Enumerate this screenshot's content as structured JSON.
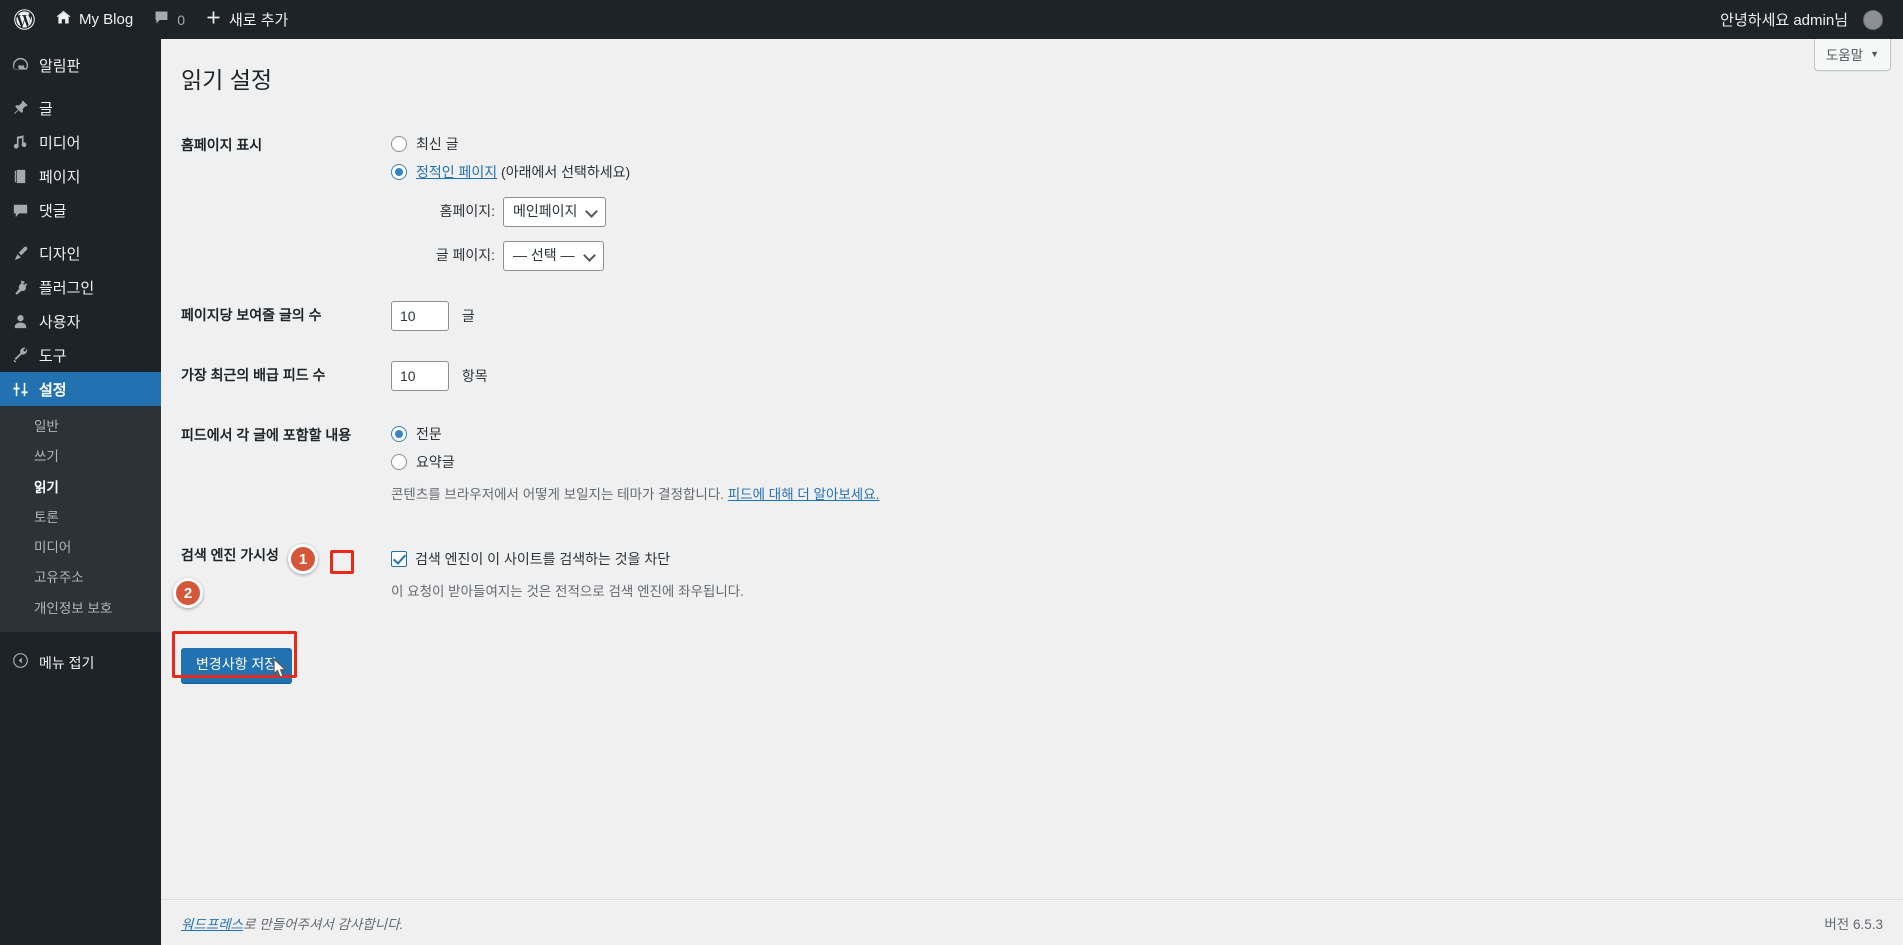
{
  "adminbar": {
    "logo_icon": "wordpress-logo-icon",
    "site_name": "My Blog",
    "home_icon": "home-icon",
    "comments_icon": "comment-bubble-icon",
    "comment_count": "0",
    "new_icon": "plus-icon",
    "new_label": "새로 추가",
    "howdy": "안녕하세요 admin님",
    "avatar": "user-avatar"
  },
  "sidebar": {
    "items": [
      {
        "label": "알림판",
        "icon": "dashboard-icon",
        "current": false
      },
      {
        "label": "글",
        "icon": "pin-icon",
        "current": false
      },
      {
        "label": "미디어",
        "icon": "media-icon",
        "current": false
      },
      {
        "label": "페이지",
        "icon": "page-icon",
        "current": false
      },
      {
        "label": "댓글",
        "icon": "comment-icon",
        "current": false
      },
      {
        "label": "디자인",
        "icon": "appearance-brush-icon",
        "current": false
      },
      {
        "label": "플러그인",
        "icon": "plugin-plug-icon",
        "current": false
      },
      {
        "label": "사용자",
        "icon": "user-icon",
        "current": false
      },
      {
        "label": "도구",
        "icon": "wrench-icon",
        "current": false
      },
      {
        "label": "설정",
        "icon": "settings-sliders-icon",
        "current": true
      }
    ],
    "submenu": [
      {
        "label": "일반",
        "current": false
      },
      {
        "label": "쓰기",
        "current": false
      },
      {
        "label": "읽기",
        "current": true
      },
      {
        "label": "토론",
        "current": false
      },
      {
        "label": "미디어",
        "current": false
      },
      {
        "label": "고유주소",
        "current": false
      },
      {
        "label": "개인정보 보호",
        "current": false
      }
    ],
    "collapse_label": "메뉴 접기",
    "collapse_icon": "collapse-arrow-icon"
  },
  "page": {
    "title": "읽기 설정",
    "help_label": "도움말",
    "help_caret_icon": "caret-down-icon"
  },
  "settings": {
    "homepage_display": {
      "label": "홈페이지 표시",
      "options": [
        {
          "label": "최신 글",
          "checked": false
        },
        {
          "label": "정적인 페이지",
          "suffix": " (아래에서 선택하세요)",
          "checked": true
        }
      ],
      "homepage_select": {
        "label": "홈페이지:",
        "value": "메인페이지"
      },
      "posts_page_select": {
        "label": "글 페이지:",
        "value": "— 선택 —"
      }
    },
    "posts_per_page": {
      "label": "페이지당 보여줄 글의 수",
      "value": "10",
      "unit": "글"
    },
    "feed_items": {
      "label": "가장 최근의 배급 피드 수",
      "value": "10",
      "unit": "항목"
    },
    "feed_content": {
      "label": "피드에서 각 글에 포함할 내용",
      "options": [
        {
          "label": "전문",
          "checked": true
        },
        {
          "label": "요약글",
          "checked": false
        }
      ],
      "description_prefix": "콘텐츠를 브라우저에서 어떻게 보일지는 테마가 결정합니다. ",
      "description_link": "피드에 대해 더 알아보세요.",
      "description_suffix": ""
    },
    "search_visibility": {
      "label": "검색 엔진 가시성",
      "checkbox_label": "검색 엔진이 이 사이트를 검색하는 것을 차단",
      "checked": true,
      "description": "이 요청이 받아들여지는 것은 전적으로 검색 엔진에 좌우됩니다."
    },
    "submit_label": "변경사항 저장"
  },
  "annotations": {
    "badge_1": "1",
    "badge_2": "2",
    "badge_color": "#d4573a",
    "highlight_color": "#e8291c"
  },
  "footer": {
    "link_text": "워드프레스",
    "thanks_text": "로 만들어주셔서 감사합니다.",
    "version": "버전 6.5.3"
  }
}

++++++++++++++++++++

Task statement: Repeat each record exactly as shown above, dropping all images.

Task response:
Enumerate this screenshot's content as structured JSON.
{
  "adminbar": {
    "logo_icon": "wordpress-logo-icon",
    "site_name": "My Blog",
    "home_icon": "home-icon",
    "comments_icon": "comment-bubble-icon",
    "comment_count": "0",
    "new_icon": "plus-icon",
    "new_label": "새로 추가",
    "howdy": "안녕하세요 admin님",
    "avatar": "user-avatar"
  },
  "sidebar": {
    "items": [
      {
        "label": "알림판",
        "icon": "dashboard-icon",
        "current": false
      },
      {
        "label": "글",
        "icon": "pin-icon",
        "current": false
      },
      {
        "label": "미디어",
        "icon": "media-icon",
        "current": false
      },
      {
        "label": "페이지",
        "icon": "page-icon",
        "current": false
      },
      {
        "label": "댓글",
        "icon": "comment-icon",
        "current": false
      },
      {
        "label": "디자인",
        "icon": "appearance-brush-icon",
        "current": false
      },
      {
        "label": "플러그인",
        "icon": "plugin-plug-icon",
        "current": false
      },
      {
        "label": "사용자",
        "icon": "user-icon",
        "current": false
      },
      {
        "label": "도구",
        "icon": "wrench-icon",
        "current": false
      },
      {
        "label": "설정",
        "icon": "settings-sliders-icon",
        "current": true
      }
    ],
    "submenu": [
      {
        "label": "일반",
        "current": false
      },
      {
        "label": "쓰기",
        "current": false
      },
      {
        "label": "읽기",
        "current": true
      },
      {
        "label": "토론",
        "current": false
      },
      {
        "label": "미디어",
        "current": false
      },
      {
        "label": "고유주소",
        "current": false
      },
      {
        "label": "개인정보 보호",
        "current": false
      }
    ],
    "collapse_label": "메뉴 접기",
    "collapse_icon": "collapse-arrow-icon"
  },
  "page": {
    "title": "읽기 설정",
    "help_label": "도움말",
    "help_caret_icon": "caret-down-icon"
  },
  "settings": {
    "homepage_display": {
      "label": "홈페이지 표시",
      "options": [
        {
          "label": "최신 글",
          "checked": false
        },
        {
          "label": "정적인 페이지",
          "suffix": " (아래에서 선택하세요)",
          "checked": true
        }
      ],
      "homepage_select": {
        "label": "홈페이지:",
        "value": "메인페이지"
      },
      "posts_page_select": {
        "label": "글 페이지:",
        "value": "— 선택 —"
      }
    },
    "posts_per_page": {
      "label": "페이지당 보여줄 글의 수",
      "value": "10",
      "unit": "글"
    },
    "feed_items": {
      "label": "가장 최근의 배급 피드 수",
      "value": "10",
      "unit": "항목"
    },
    "feed_content": {
      "label": "피드에서 각 글에 포함할 내용",
      "options": [
        {
          "label": "전문",
          "checked": true
        },
        {
          "label": "요약글",
          "checked": false
        }
      ],
      "description_prefix": "콘텐츠를 브라우저에서 어떻게 보일지는 테마가 결정합니다. ",
      "description_link": "피드에 대해 더 알아보세요.",
      "description_suffix": ""
    },
    "search_visibility": {
      "label": "검색 엔진 가시성",
      "checkbox_label": "검색 엔진이 이 사이트를 검색하는 것을 차단",
      "checked": true,
      "description": "이 요청이 받아들여지는 것은 전적으로 검색 엔진에 좌우됩니다."
    },
    "submit_label": "변경사항 저장"
  },
  "annotations": {
    "badge_1": "1",
    "badge_2": "2",
    "badge_color": "#d4573a",
    "highlight_color": "#e8291c"
  },
  "footer": {
    "link_text": "워드프레스",
    "thanks_text": "로 만들어주셔서 감사합니다.",
    "version": "버전 6.5.3"
  }
}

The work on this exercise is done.